## Dataset excerpts
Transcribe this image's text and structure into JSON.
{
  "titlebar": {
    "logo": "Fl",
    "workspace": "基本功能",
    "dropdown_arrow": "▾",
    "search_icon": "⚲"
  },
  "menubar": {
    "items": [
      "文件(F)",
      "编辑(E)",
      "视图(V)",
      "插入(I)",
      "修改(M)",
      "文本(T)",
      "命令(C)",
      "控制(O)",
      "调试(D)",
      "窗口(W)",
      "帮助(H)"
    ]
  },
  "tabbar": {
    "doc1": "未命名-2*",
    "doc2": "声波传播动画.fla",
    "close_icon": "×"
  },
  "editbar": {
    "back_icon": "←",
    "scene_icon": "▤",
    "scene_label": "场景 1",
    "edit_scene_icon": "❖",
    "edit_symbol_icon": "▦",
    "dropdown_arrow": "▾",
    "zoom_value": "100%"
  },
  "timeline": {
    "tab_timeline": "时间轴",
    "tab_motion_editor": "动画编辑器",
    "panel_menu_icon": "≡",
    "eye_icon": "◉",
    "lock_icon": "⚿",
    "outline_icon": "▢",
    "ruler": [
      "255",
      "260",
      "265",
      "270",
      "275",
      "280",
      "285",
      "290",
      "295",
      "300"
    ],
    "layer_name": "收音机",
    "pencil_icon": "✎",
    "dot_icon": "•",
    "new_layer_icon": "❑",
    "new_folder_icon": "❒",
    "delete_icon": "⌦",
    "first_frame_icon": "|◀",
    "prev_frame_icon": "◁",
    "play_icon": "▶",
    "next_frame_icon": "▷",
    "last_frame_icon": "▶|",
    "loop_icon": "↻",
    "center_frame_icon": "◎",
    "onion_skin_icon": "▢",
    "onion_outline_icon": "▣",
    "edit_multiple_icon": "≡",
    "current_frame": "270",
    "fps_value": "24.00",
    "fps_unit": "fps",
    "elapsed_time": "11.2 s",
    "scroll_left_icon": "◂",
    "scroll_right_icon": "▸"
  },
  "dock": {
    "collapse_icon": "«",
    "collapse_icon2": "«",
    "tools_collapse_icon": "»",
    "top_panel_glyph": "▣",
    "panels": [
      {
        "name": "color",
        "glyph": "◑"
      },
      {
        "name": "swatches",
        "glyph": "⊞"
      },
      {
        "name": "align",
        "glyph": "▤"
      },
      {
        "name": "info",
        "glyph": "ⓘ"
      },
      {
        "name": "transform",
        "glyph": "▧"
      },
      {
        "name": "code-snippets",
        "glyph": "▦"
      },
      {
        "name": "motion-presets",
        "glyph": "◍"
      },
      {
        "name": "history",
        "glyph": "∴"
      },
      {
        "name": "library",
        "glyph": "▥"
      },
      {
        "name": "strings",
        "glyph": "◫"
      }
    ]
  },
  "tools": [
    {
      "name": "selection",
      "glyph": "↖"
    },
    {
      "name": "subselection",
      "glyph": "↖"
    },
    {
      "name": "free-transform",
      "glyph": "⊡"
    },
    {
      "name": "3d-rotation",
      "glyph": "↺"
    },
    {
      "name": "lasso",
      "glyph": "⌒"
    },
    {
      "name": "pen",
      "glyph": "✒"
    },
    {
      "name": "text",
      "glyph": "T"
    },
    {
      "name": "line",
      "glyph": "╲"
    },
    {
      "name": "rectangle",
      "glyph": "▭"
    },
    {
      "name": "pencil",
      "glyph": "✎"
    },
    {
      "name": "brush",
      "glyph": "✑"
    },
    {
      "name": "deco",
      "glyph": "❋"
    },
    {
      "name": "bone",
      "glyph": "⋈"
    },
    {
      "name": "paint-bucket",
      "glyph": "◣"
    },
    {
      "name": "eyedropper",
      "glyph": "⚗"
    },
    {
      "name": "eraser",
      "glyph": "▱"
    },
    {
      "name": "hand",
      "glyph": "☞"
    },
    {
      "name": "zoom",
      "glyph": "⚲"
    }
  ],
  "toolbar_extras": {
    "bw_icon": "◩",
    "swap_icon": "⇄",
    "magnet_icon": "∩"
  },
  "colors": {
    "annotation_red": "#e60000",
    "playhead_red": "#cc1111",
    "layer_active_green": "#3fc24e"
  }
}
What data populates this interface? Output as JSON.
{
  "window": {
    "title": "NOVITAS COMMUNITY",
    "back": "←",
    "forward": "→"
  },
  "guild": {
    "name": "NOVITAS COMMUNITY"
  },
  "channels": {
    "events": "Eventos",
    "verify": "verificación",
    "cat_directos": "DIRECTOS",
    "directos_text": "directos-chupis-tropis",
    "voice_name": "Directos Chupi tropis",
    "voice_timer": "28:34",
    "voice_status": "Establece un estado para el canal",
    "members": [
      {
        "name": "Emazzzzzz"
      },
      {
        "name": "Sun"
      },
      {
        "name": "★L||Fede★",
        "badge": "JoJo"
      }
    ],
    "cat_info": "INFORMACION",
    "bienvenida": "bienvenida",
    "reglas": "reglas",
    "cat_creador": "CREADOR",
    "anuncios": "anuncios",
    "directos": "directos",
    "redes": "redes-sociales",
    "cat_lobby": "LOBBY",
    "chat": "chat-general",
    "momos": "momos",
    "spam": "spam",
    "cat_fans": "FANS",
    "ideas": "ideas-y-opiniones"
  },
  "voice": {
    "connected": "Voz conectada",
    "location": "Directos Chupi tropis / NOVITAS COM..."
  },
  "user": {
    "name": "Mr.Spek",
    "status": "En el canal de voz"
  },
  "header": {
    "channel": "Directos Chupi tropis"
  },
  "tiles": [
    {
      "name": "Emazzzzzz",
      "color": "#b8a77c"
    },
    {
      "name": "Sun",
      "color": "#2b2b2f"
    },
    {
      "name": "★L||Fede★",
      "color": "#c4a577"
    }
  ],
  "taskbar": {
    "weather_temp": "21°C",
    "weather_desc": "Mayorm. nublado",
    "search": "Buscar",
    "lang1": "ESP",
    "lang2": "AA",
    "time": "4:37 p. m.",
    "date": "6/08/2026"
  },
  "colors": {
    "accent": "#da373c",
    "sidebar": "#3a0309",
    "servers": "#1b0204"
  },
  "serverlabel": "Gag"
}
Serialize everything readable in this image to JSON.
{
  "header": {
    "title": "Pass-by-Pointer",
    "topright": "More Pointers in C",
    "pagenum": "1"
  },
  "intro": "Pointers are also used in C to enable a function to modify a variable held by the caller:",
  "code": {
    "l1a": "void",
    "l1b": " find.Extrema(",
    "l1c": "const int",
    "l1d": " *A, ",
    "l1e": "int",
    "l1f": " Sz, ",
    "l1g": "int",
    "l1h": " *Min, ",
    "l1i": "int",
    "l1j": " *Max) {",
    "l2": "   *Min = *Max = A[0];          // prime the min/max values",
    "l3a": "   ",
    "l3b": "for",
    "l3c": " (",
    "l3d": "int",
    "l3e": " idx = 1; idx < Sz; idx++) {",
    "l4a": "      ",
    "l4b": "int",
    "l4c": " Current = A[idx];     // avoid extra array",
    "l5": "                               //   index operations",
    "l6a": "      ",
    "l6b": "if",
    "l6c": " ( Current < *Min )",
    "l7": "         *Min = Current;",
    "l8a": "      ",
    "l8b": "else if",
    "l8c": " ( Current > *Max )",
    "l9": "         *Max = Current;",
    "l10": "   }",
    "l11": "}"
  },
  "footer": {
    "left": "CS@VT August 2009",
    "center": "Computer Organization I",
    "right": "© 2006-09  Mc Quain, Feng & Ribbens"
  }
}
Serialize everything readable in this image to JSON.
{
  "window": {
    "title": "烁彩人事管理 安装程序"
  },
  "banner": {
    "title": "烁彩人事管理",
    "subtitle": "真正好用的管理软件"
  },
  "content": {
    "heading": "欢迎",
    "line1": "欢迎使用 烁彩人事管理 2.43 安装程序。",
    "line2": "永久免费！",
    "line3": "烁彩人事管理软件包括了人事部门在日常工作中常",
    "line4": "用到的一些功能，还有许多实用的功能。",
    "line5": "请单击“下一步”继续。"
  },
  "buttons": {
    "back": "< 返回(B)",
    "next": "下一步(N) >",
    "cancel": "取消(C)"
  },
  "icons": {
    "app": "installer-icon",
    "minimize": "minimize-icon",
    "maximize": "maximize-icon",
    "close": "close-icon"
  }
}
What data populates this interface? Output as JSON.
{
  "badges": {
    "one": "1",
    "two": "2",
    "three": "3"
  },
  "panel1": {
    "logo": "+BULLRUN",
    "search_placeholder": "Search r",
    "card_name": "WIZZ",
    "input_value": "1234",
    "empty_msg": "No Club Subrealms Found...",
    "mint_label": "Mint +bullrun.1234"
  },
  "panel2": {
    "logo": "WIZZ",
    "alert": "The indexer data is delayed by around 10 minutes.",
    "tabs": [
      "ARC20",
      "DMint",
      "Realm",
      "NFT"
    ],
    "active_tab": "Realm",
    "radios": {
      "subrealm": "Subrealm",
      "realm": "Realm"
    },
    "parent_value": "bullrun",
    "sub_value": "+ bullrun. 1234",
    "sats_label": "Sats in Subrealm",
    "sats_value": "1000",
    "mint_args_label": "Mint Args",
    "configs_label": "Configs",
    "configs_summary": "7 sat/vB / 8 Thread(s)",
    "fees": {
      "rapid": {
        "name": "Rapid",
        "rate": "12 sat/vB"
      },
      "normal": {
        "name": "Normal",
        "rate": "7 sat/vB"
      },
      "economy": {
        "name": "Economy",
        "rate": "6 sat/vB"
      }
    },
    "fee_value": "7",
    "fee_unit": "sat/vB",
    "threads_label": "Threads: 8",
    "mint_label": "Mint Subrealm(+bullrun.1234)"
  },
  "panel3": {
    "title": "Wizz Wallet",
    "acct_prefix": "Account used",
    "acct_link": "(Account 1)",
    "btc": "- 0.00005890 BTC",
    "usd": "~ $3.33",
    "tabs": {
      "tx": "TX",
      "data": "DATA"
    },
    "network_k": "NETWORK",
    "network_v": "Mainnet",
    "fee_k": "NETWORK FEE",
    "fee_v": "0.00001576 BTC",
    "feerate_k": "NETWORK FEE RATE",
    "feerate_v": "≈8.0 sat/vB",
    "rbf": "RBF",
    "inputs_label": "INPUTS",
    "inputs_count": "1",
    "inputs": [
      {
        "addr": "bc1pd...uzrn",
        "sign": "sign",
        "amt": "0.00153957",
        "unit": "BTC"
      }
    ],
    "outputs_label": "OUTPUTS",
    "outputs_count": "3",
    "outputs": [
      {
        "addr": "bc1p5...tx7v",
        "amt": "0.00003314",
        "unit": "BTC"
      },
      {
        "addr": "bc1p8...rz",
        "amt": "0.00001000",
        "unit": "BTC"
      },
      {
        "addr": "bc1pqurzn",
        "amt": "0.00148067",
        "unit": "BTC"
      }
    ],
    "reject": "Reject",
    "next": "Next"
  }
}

## Task instructions
Show every line from the listing above in which the string "Pointers" appears.

## Complete output
    "topright": "More Pointers in C",
  "intro": "Pointers are also used in C to enable a function to modify a variable held by the caller:",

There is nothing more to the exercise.